_Set task_
Pick out the lines containing "color".

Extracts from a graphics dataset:

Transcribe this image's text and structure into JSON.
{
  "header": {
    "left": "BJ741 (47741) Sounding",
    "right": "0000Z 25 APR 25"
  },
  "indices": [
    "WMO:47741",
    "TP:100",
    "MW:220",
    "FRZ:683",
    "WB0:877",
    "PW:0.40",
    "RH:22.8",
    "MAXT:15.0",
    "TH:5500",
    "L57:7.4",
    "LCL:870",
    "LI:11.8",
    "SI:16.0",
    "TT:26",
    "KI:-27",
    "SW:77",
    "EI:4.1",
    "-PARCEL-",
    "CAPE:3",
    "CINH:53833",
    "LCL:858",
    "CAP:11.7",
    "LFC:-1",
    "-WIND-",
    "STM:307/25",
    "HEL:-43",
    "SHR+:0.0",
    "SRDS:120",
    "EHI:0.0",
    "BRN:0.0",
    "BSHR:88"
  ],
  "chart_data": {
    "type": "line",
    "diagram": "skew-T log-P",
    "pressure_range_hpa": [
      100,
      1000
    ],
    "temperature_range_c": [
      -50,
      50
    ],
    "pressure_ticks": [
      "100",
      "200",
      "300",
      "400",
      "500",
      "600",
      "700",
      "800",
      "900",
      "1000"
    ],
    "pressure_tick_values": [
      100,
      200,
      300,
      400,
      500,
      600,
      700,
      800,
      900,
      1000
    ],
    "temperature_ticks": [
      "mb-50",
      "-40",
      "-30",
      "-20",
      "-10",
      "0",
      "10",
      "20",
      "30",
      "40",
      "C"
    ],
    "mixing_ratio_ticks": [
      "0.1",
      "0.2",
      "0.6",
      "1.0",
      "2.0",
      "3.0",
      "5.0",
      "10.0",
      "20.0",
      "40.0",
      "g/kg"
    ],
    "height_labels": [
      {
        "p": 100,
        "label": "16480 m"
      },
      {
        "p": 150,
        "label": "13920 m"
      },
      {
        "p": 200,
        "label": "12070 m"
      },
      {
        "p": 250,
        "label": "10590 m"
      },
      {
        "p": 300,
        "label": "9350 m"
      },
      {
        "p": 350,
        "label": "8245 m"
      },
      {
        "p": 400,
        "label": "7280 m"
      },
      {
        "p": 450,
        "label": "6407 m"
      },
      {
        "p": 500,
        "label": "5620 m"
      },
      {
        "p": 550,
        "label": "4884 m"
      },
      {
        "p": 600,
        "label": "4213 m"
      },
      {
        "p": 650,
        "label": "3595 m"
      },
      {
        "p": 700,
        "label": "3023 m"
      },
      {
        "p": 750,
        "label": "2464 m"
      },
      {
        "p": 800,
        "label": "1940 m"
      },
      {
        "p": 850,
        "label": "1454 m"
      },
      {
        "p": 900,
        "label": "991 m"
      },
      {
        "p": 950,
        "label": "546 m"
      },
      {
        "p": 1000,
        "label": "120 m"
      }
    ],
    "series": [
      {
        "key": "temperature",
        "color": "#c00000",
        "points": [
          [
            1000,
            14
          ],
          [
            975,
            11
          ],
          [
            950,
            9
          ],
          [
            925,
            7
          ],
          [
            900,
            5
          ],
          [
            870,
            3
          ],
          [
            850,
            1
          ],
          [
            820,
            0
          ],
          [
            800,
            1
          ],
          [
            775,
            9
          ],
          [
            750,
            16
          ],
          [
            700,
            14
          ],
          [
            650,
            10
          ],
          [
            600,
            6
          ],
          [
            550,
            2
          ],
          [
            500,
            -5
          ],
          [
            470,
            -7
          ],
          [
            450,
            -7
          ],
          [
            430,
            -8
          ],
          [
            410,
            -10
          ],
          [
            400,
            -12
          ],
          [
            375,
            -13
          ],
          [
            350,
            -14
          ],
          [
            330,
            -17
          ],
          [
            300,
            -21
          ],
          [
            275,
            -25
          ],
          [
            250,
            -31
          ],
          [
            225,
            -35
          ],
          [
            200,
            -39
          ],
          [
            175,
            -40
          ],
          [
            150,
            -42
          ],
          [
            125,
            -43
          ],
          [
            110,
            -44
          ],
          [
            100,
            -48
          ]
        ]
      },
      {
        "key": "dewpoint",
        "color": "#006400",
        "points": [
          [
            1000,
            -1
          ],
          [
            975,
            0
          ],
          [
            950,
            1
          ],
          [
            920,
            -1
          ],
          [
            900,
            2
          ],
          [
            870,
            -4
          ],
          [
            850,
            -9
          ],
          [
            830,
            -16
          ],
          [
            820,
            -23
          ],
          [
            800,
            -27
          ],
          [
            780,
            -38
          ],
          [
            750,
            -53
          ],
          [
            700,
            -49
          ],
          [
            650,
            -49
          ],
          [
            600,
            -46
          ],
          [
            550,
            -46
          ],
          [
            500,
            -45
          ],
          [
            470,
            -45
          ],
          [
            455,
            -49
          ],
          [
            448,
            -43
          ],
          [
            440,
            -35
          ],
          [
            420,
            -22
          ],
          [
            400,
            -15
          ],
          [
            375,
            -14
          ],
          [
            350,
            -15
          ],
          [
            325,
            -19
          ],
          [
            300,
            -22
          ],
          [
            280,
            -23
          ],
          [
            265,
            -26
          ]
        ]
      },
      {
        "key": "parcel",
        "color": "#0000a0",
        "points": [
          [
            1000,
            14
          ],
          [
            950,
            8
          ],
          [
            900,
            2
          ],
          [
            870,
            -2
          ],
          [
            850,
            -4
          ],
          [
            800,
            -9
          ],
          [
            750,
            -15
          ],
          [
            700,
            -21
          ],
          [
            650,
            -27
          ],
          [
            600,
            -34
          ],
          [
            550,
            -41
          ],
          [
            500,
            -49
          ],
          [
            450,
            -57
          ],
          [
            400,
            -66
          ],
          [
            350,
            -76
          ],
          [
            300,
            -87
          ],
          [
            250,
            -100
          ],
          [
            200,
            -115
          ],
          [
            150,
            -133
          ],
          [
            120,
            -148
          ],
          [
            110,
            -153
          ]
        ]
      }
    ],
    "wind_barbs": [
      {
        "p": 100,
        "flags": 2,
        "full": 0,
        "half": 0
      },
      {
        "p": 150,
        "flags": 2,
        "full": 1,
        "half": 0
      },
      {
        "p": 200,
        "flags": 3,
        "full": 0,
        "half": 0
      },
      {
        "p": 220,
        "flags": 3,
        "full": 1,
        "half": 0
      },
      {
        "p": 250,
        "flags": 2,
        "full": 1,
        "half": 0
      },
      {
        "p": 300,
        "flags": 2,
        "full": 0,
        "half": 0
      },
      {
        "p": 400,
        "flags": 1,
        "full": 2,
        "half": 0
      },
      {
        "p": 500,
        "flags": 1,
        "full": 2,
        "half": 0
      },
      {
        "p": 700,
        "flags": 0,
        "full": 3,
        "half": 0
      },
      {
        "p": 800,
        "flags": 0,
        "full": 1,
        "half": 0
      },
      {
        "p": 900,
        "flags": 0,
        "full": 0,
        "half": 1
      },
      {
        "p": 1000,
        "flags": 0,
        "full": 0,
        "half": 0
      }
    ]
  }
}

_Answer for this exercise_
        "color": "#c00000",
        "color": "#006400",
        "color": "#0000a0",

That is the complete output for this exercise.